• _LISTING_:

==*==

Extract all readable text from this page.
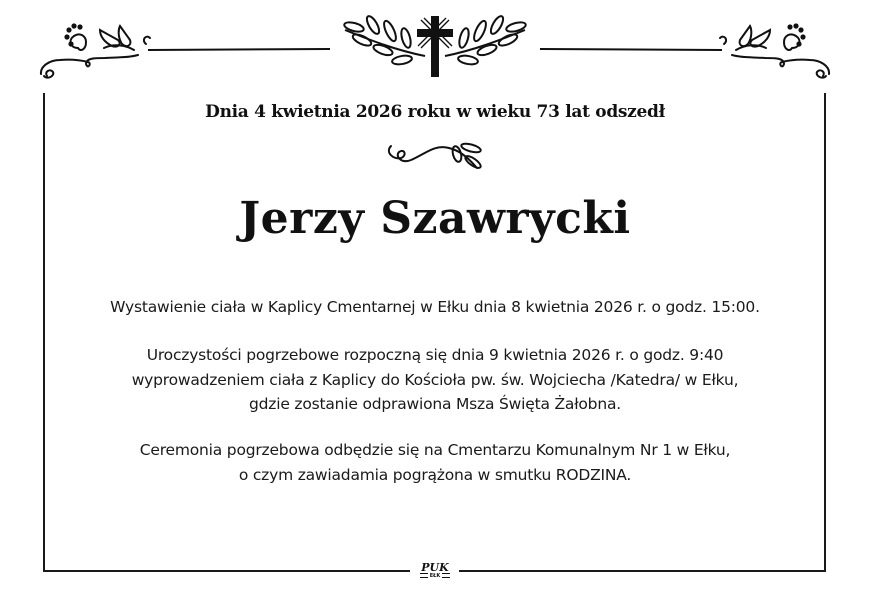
Dnia 4 kwietnia 2026 roku w wieku 73 lat odszedł
Jerzy Szawrycki
Wystawienie ciała w Kaplicy Cmentarnej w Ełku dnia 8 kwietnia 2026 r. o godz. 15:00.
Uroczystości pogrzebowe rozpoczną się dnia 9 kwietnia 2026 r. o godz. 9:40
wyprowadzeniem ciała z Kaplicy do Kościoła pw. św. Wojciecha /Katedra/ w Ełku,
gdzie zostanie odprawiona Msza Święta Żałobna.
Ceremonia pogrzebowa odbędzie się na Cmentarzu Komunalnym Nr 1 w Ełku,
o czym zawiadamia pogrążona w smutku RODZINA.
PUK
EŁK
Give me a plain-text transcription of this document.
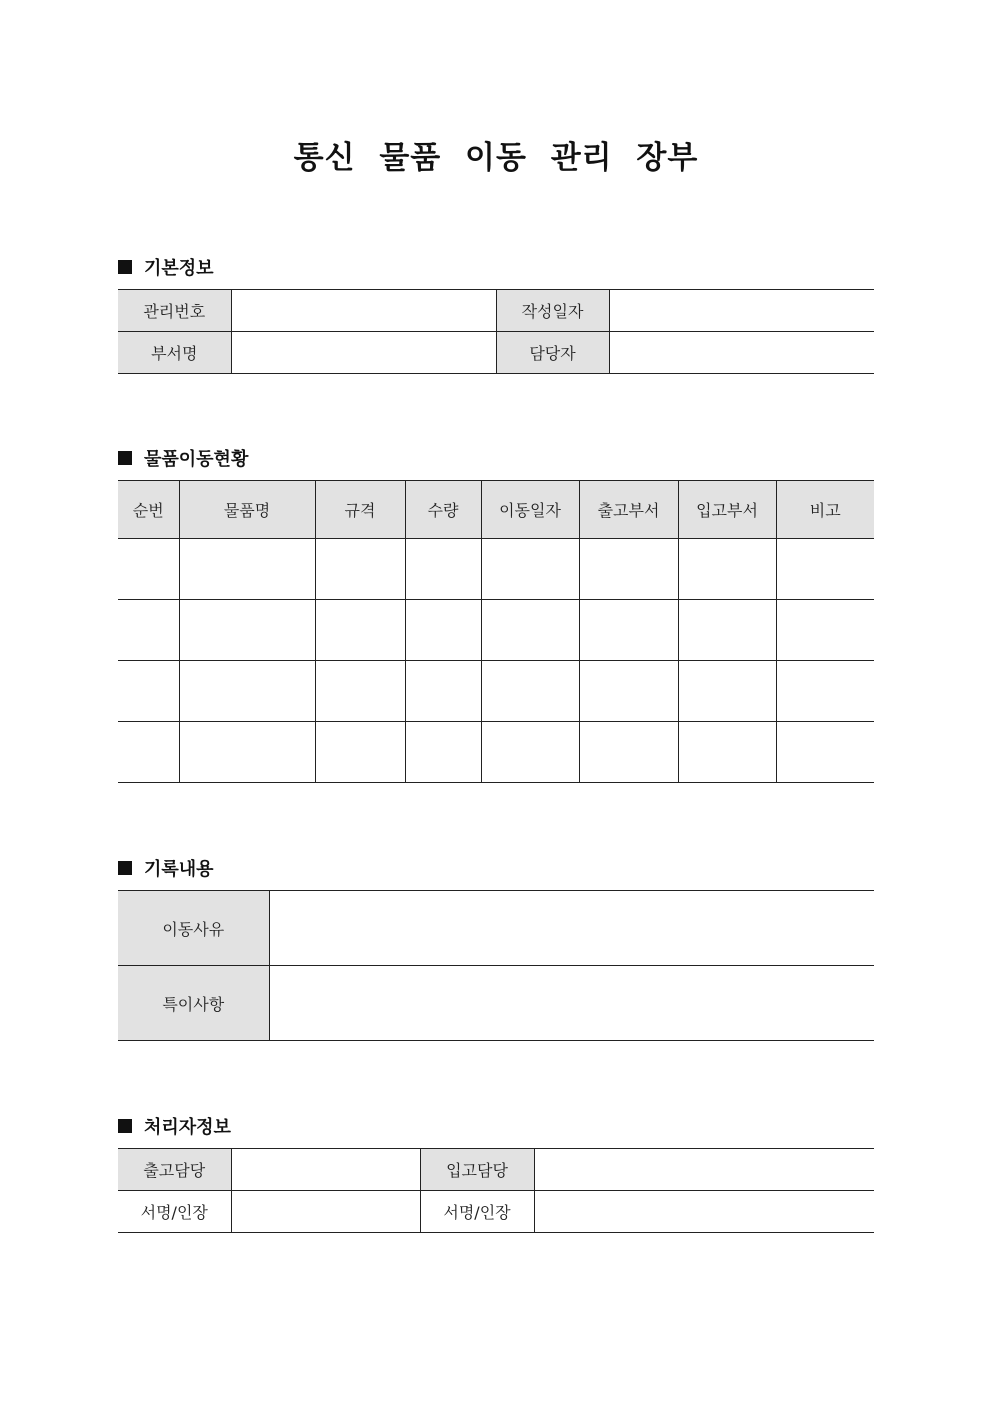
통신 물품 이동 관리 장부
기본정보
관리번호		작성일자	
부서명		담당자	
물품이동현황
순번	물품명	규격	수량	이동일자	출고부서	입고부서	비고

기록내용
이동사유	
특이사항	
처리자정보
출고담당		입고담당	
서명/인장		서명/인장	
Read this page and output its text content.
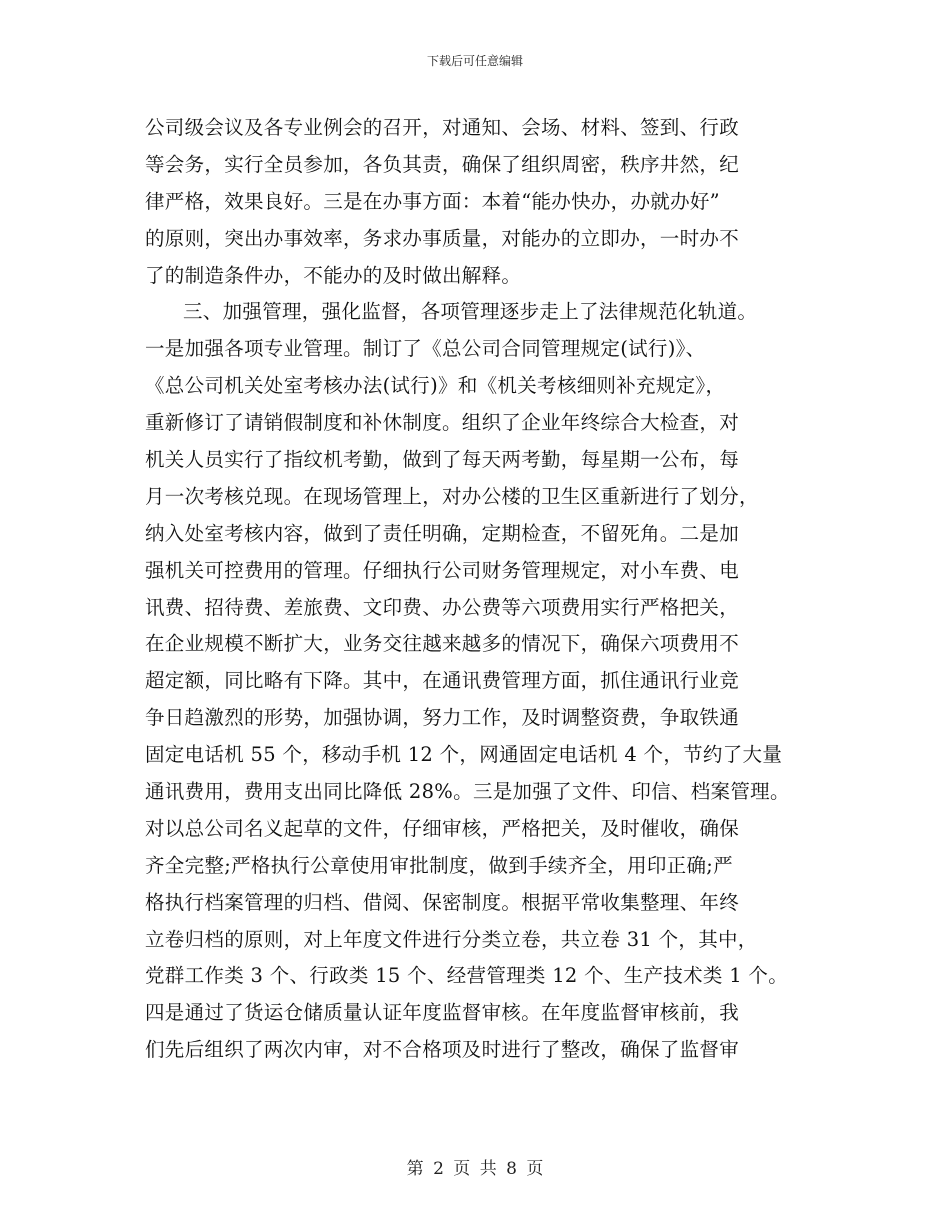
下载后可任意编辑
公司级会议及各专业例会的召开，对通知、会场、材料、签到、行政
等会务，实行全员参加，各负其责，确保了组织周密，秩序井然，纪
律严格，效果良好。三是在办事方面：本着“能办快办，办就办好”
的原则，突出办事效率，务求办事质量，对能办的立即办，一时办不
了的制造条件办，不能办的及时做出解释。
三、加强管理，强化监督，各项管理逐步走上了法律规范化轨道。
一是加强各项专业管理。制订了《总公司合同管理规定(试行)》、
《总公司机关处室考核办法(试行)》和《机关考核细则补充规定》，
重新修订了请销假制度和补休制度。组织了企业年终综合大检查，对
机关人员实行了指纹机考勤，做到了每天两考勤，每星期一公布，每
月一次考核兑现。在现场管理上，对办公楼的卫生区重新进行了划分，
纳入处室考核内容，做到了责任明确，定期检查，不留死角。二是加
强机关可控费用的管理。仔细执行公司财务管理规定，对小车费、电
讯费、招待费、差旅费、文印费、办公费等六项费用实行严格把关，
在企业规模不断扩大，业务交往越来越多的情况下，确保六项费用不
超定额，同比略有下降。其中，在通讯费管理方面，抓住通讯行业竞
争日趋激烈的形势，加强协调，努力工作，及时调整资费，争取铁通
固定电话机 55 个，移动手机 12 个，网通固定电话机 4 个，节约了大量
通讯费用，费用支出同比降低 28%。三是加强了文件、印信、档案管理。
对以总公司名义起草的文件，仔细审核，严格把关，及时催收，确保
齐全完整;严格执行公章使用审批制度，做到手续齐全，用印正确;严
格执行档案管理的归档、借阅、保密制度。根据平常收集整理、年终
立卷归档的原则，对上年度文件进行分类立卷，共立卷 31 个，其中，
党群工作类 3 个、行政类 15 个、经营管理类 12 个、生产技术类 1 个。
四是通过了货运仓储质量认证年度监督审核。在年度监督审核前，我
们先后组织了两次内审，对不合格项及时进行了整改，确保了监督审
第 2 页 共 8 页
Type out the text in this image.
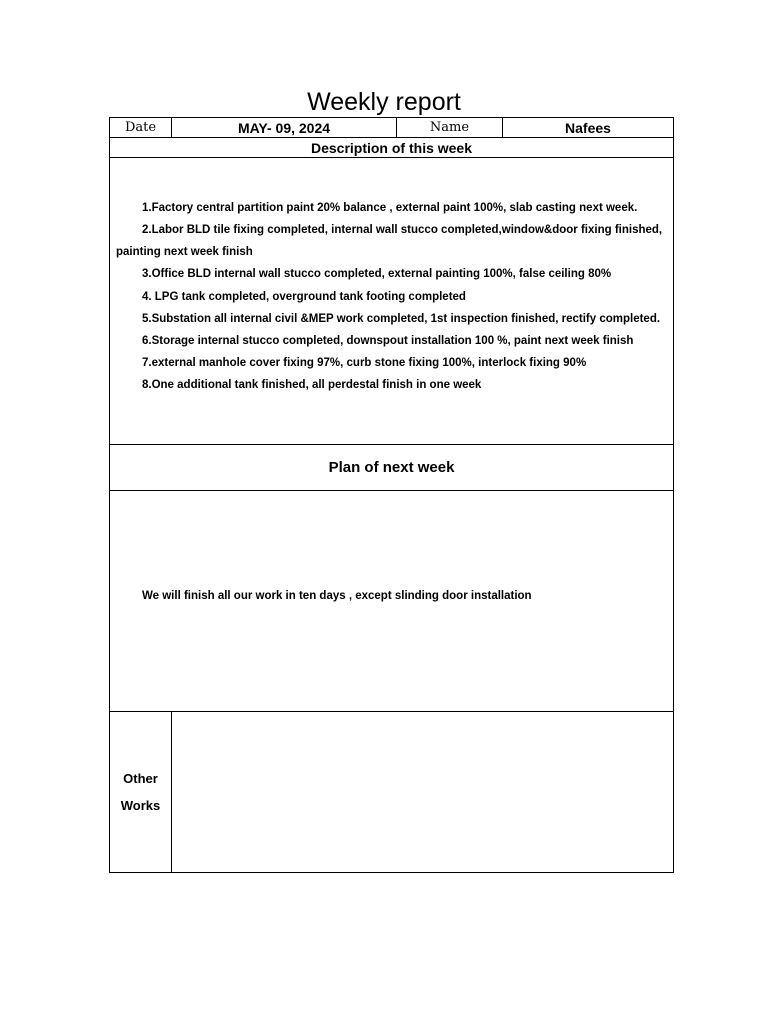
Weekly report
Date	MAY- 09, 2024	Name	Nafees
Description of this week
1.Factory central partition paint 20% balance , external paint 100%, slab casting next week.
2.Labor BLD tile fixing completed, internal wall stucco completed,window&door fixing finished,
painting next week finish
3.Office BLD internal wall stucco completed, external painting 100%, false ceiling 80%
4. LPG tank completed, overground tank footing completed
5.Substation all internal civil &MEP work completed, 1st inspection finished, rectify completed.
6.Storage internal stucco completed, downspout installation 100 %, paint next week finish
7.external manhole cover fixing 97%, curb stone fixing 100%, interlock fixing 90%
8.One additional tank finished, all perdestal finish in one week
Plan of next week
We will finish all our work in ten days , except slinding door installation
Other
Works
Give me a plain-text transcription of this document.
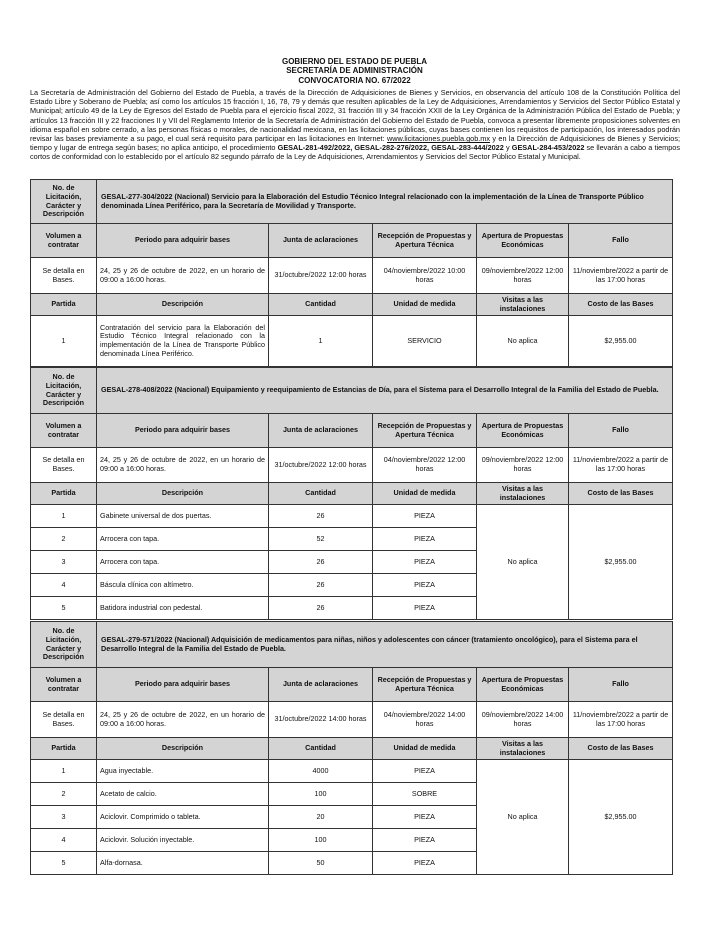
GOBIERNO DEL ESTADO DE PUEBLA
SECRETARÍA DE ADMINISTRACIÓN
CONVOCATORIA NO. 67/2022
La Secretaría de Administración del Gobierno del Estado de Puebla, a través de la Dirección de Adquisiciones de Bienes y Servicios, en observancia del artículo 108 de la Constitución Política del Estado Libre y Soberano de Puebla; así como los artículos 15 fracción I, 16, 78, 79 y demás que resulten aplicables de la Ley de Adquisiciones, Arrendamientos y Servicios del Sector Público Estatal y Municipal; artículo 49 de la Ley de Egresos del Estado de Puebla para el ejercicio fiscal 2022, 31 fracción III y 34 fracción XXII de la Ley Orgánica de la Administración Pública del Estado de Puebla; y artículos 13 fracción III y 22 fracciones II y VII del Reglamento Interior de la Secretaría de Administración del Gobierno del Estado de Puebla, convoca a presentar libremente proposiciones solventes en idioma español en sobre cerrado, a las personas físicas o morales, de nacionalidad mexicana, en las licitaciones públicas, cuyas bases contienen los requisitos de participación, los interesados podrán revisar las bases previamente a su pago, el cual será requisito para participar en las licitaciones en Internet: www.licitaciones.puebla.gob.mx y en la Dirección de Adquisiciones de Bienes y Servicios; tiempo y lugar de entrega según bases; no aplica anticipo, el procedimiento GESAL-281-492/2022, GESAL-282-276/2022, GESAL-283-444/2022 y GESAL-284-453/2022 se llevarán a cabo a tiempos cortos de conformidad con lo establecido por el artículo 82 segundo párrafo de la Ley de Adquisiciones, Arrendamientos y Servicios del Sector Público Estatal y Municipal.
No. de Licitación, Carácter y Descripción	GESAL-277-304/2022 (Nacional) Servicio para la Elaboración del Estudio Técnico Integral relacionado con la implementación de la Línea de Transporte Público denominada Línea Periférico, para la Secretaría de Movilidad y Transporte.				
Volumen a contratar	Periodo para adquirir bases	Junta de aclaraciones	Recepción de Propuestas y Apertura Técnica	Apertura de Propuestas Económicas	Fallo
Se detalla en Bases.	24, 25 y 26 de octubre de 2022, en un horario de 09:00 a 16:00 horas.	31/octubre/2022 12:00 horas	04/noviembre/2022 10:00 horas	09/noviembre/2022 12:00 horas	11/noviembre/2022 a partir de las 17:00 horas
Partida	Descripción	Cantidad	Unidad de medida	Visitas a las instalaciones	Costo de las Bases
1	Contratación del servicio para la Elaboración del Estudio Técnico Integral relacionado con la implementación de la Línea de Transporte Público denominada Línea Periférico.	1	SERVICIO	No aplica	$2,955.00
No. de Licitación, Carácter y Descripción	GESAL-278-408/2022 (Nacional) Equipamiento y reequipamiento de Estancias de Día, para el Sistema para el Desarrollo Integral de la Familia del Estado de Puebla.				
Volumen a contratar	Periodo para adquirir bases	Junta de aclaraciones	Recepción de Propuestas y Apertura Técnica	Apertura de Propuestas Económicas	Fallo
Se detalla en Bases.	24, 25 y 26 de octubre de 2022, en un horario de 09:00 a 16:00 horas.	31/octubre/2022 12:00 horas	04/noviembre/2022 12:00 horas	09/noviembre/2022 12:00 horas	11/noviembre/2022 a partir de las 17:00 horas
Partida	Descripción	Cantidad	Unidad de medida	Visitas a las instalaciones	Costo de las Bases
1	Gabinete universal de dos puertas.	26	PIEZA	No aplica	$2,955.00
2	Arrocera con tapa.	52	PIEZA		
3	Arrocera con tapa.	26	PIEZA		
4	Báscula clínica con altímetro.	26	PIEZA		
5	Batidora industrial con pedestal.	26	PIEZA		
No. de Licitación, Carácter y Descripción	GESAL-279-571/2022 (Nacional) Adquisición de medicamentos para niñas, niños y adolescentes con cáncer (tratamiento oncológico), para el Sistema para el Desarrollo Integral de la Familia del Estado de Puebla.				
Volumen a contratar	Periodo para adquirir bases	Junta de aclaraciones	Recepción de Propuestas y Apertura Técnica	Apertura de Propuestas Económicas	Fallo
Se detalla en Bases.	24, 25 y 26 de octubre de 2022, en un horario de 09:00 a 16:00 horas.	31/octubre/2022 14:00 horas	04/noviembre/2022 14:00 horas	09/noviembre/2022 14:00 horas	11/noviembre/2022 a partir de las 17:00 horas
Partida	Descripción	Cantidad	Unidad de medida	Visitas a las instalaciones	Costo de las Bases
1	Agua inyectable.	4000	PIEZA	No aplica	$2,955.00
2	Acetato de calcio.	100	SOBRE		
3	Aciclovir. Comprimido o tableta.	20	PIEZA		
4	Aciclovir. Solución inyectable.	100	PIEZA		
5	Alfa-dornasa.	50	PIEZA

==*==

Go through the lines above. Select every one that has the string "fixing".

2.Labor BLD tile fixing completed, internal wall stucco completed,window&door fixing finished,
7.external manhole cover fixing 97%, curb stone fixing 100%, interlock fixing 90%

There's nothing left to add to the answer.